***** Extracted entries

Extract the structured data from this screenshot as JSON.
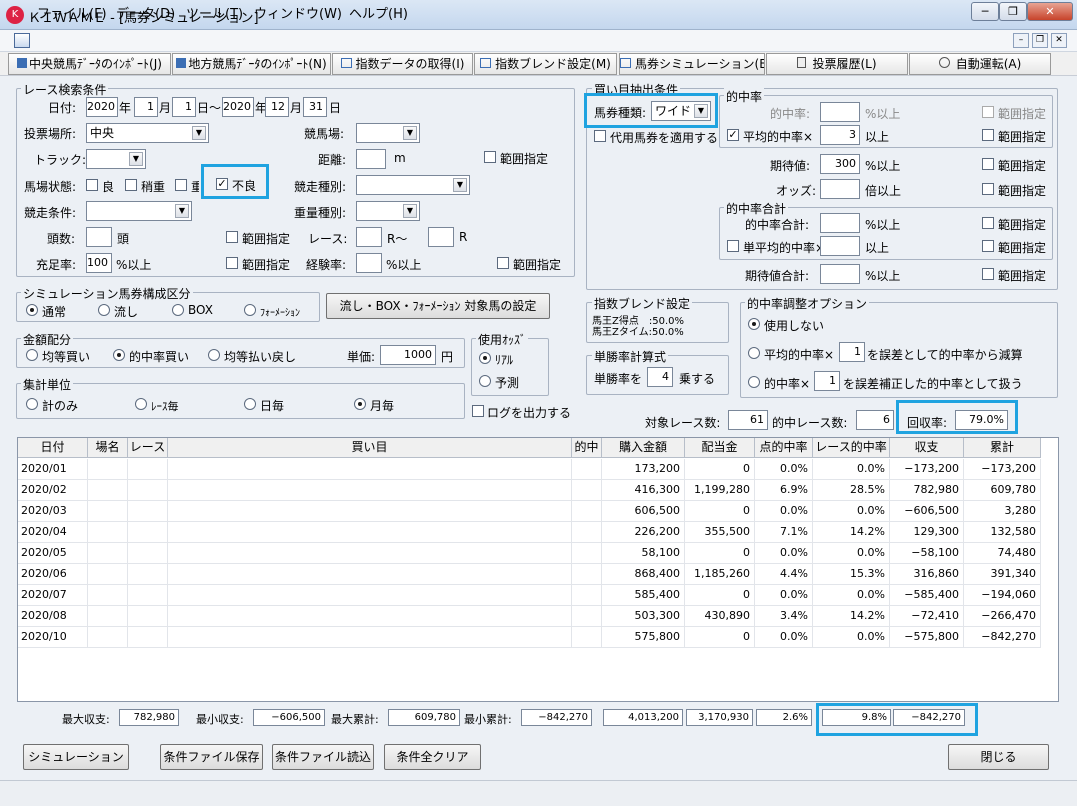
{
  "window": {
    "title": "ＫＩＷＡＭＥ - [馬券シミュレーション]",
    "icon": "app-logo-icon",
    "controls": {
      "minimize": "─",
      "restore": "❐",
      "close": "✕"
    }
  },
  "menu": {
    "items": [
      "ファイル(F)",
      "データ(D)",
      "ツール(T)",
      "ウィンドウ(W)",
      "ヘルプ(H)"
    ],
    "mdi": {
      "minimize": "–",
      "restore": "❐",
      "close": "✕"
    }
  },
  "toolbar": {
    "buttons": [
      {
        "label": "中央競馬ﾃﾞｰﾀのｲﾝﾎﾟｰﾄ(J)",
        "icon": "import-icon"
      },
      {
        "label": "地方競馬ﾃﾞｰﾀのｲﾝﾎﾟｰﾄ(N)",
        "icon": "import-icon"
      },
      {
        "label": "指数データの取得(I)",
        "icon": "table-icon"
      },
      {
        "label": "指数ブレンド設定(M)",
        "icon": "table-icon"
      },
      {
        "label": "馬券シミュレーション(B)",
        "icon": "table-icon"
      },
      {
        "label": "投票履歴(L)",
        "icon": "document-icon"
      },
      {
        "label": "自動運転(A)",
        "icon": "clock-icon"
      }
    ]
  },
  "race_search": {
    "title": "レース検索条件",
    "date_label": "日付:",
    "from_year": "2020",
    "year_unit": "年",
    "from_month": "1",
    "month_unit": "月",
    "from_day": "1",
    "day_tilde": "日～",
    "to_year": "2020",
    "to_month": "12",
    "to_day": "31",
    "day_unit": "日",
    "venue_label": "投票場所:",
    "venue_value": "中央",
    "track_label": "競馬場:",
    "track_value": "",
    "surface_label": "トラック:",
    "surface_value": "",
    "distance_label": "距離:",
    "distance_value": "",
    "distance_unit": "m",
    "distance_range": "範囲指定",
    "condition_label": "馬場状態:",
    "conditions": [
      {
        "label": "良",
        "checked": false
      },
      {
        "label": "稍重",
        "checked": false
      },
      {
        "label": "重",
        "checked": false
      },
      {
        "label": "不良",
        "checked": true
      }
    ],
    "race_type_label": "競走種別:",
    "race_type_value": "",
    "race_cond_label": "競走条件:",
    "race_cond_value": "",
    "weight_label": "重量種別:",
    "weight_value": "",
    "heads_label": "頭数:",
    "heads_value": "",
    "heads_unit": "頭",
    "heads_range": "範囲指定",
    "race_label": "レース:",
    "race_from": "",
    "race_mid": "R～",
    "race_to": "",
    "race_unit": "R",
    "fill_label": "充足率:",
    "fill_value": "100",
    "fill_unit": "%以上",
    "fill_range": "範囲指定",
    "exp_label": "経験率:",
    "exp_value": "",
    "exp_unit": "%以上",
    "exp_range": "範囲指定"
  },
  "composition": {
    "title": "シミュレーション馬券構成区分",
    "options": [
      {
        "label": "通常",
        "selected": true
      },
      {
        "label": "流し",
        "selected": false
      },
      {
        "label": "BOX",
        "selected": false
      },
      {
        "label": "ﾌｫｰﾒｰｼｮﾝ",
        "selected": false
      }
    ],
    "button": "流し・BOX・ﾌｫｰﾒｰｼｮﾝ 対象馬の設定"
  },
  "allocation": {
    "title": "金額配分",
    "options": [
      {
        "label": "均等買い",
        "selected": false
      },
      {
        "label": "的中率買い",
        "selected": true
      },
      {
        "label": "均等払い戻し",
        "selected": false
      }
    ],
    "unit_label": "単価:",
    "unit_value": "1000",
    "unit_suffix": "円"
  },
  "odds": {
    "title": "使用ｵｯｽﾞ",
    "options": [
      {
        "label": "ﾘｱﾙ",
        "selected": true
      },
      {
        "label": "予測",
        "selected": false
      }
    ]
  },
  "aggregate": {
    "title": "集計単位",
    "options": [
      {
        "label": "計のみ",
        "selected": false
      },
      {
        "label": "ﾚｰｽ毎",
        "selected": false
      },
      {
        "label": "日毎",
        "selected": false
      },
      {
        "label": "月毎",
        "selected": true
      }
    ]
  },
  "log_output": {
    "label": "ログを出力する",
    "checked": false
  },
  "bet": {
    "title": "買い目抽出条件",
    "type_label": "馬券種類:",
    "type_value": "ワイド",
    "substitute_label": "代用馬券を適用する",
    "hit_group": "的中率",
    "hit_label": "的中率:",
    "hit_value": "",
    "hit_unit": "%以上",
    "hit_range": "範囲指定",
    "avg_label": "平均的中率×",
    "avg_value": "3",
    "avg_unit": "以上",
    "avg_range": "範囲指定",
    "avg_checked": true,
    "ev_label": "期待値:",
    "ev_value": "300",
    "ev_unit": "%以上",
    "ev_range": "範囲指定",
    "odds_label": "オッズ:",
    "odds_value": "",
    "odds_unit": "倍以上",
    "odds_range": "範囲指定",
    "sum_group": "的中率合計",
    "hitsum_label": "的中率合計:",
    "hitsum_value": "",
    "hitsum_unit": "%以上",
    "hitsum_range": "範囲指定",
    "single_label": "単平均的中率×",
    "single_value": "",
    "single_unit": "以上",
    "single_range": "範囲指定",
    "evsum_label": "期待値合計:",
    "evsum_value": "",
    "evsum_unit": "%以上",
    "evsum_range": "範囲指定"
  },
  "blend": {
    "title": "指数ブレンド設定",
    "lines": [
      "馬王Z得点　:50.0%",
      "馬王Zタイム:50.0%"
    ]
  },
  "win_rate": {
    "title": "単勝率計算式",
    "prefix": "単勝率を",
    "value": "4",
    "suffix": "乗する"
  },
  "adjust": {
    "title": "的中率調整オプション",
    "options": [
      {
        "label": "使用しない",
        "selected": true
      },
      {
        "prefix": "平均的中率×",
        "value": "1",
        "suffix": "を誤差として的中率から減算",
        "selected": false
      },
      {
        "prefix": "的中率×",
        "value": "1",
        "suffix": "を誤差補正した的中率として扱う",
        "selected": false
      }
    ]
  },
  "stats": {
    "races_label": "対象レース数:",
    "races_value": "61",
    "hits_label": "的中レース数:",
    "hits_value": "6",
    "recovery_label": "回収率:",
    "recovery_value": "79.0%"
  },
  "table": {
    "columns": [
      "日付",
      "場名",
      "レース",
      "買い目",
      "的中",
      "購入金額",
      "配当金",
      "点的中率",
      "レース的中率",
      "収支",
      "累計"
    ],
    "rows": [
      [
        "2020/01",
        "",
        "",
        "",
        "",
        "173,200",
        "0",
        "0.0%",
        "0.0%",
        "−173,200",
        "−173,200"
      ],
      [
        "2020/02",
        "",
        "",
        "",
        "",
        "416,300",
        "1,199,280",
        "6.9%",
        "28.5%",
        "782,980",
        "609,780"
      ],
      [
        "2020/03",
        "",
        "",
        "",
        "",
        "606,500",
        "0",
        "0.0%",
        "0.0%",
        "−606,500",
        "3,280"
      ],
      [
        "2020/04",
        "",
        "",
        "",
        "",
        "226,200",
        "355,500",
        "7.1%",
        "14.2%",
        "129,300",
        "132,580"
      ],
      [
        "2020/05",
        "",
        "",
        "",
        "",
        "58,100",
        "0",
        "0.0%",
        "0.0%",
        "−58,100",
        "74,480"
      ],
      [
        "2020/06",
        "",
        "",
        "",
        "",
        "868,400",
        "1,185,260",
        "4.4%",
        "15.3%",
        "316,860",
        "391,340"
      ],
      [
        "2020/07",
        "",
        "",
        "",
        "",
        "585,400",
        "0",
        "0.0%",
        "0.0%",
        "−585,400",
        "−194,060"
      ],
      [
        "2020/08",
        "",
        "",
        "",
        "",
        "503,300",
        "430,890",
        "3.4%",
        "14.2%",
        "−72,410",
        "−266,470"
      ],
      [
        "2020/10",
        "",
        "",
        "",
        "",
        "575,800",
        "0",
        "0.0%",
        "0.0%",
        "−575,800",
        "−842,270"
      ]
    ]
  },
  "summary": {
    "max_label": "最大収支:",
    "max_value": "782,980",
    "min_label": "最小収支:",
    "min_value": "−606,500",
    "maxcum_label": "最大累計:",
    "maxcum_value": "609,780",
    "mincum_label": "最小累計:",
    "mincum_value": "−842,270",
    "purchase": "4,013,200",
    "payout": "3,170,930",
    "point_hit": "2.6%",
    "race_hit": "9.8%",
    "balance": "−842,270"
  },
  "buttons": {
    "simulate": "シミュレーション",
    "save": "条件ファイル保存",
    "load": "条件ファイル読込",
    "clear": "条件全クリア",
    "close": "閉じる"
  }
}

**********

* [What you have to do]
Lines of the listing that contain the word "範囲指定" are to be counted; report only their number.

* [Task answer]
11